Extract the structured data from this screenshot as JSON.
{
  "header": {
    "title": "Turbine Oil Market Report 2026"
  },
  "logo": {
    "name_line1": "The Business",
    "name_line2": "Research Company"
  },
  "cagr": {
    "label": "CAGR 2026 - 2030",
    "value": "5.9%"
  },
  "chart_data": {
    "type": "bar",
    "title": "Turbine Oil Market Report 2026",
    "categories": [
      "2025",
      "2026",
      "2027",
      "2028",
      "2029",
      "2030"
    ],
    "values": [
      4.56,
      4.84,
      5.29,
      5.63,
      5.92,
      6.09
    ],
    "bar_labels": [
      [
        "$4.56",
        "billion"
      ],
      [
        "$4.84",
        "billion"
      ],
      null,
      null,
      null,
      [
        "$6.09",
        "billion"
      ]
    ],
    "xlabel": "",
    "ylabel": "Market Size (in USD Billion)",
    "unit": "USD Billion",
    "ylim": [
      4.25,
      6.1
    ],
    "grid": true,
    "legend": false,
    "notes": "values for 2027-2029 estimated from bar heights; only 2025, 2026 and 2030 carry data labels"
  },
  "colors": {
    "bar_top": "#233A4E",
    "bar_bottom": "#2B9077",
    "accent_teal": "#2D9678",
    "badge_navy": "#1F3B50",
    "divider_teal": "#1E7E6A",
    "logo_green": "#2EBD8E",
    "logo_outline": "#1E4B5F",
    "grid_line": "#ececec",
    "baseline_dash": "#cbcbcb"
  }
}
-.-.-
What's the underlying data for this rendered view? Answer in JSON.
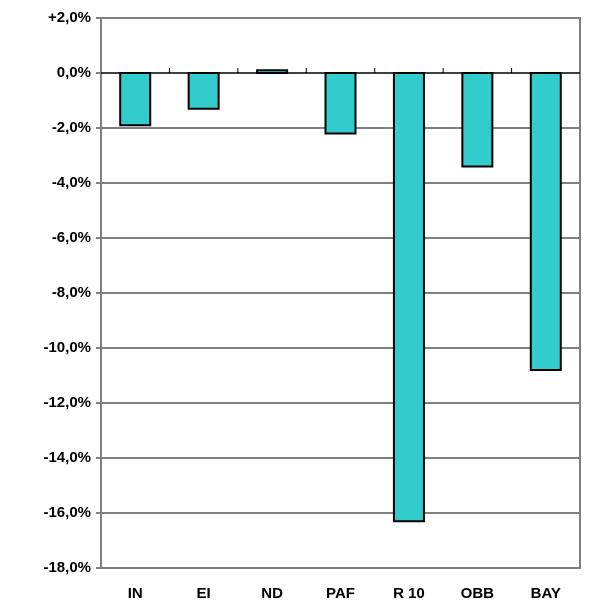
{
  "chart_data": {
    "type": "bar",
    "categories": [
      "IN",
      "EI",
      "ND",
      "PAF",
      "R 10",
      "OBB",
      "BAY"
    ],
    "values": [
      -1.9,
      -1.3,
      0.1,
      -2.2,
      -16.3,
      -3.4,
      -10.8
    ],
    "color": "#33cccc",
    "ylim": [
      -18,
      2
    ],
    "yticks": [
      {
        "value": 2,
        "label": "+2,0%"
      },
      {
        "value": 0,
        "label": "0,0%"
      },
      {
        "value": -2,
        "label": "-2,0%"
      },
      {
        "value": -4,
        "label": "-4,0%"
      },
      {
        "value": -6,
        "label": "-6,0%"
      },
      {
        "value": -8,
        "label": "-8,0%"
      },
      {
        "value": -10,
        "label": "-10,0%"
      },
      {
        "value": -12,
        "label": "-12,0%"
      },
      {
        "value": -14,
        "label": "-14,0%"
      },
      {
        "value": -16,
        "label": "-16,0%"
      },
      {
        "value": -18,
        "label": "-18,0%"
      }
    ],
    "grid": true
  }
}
-.-.-
| THE TASK |
From the entries above, copy every line containing the word "Turbine".

| THE REPLY |
    "title": "Turbine Oil Market Report 2026"
    "title": "Turbine Oil Market Report 2026",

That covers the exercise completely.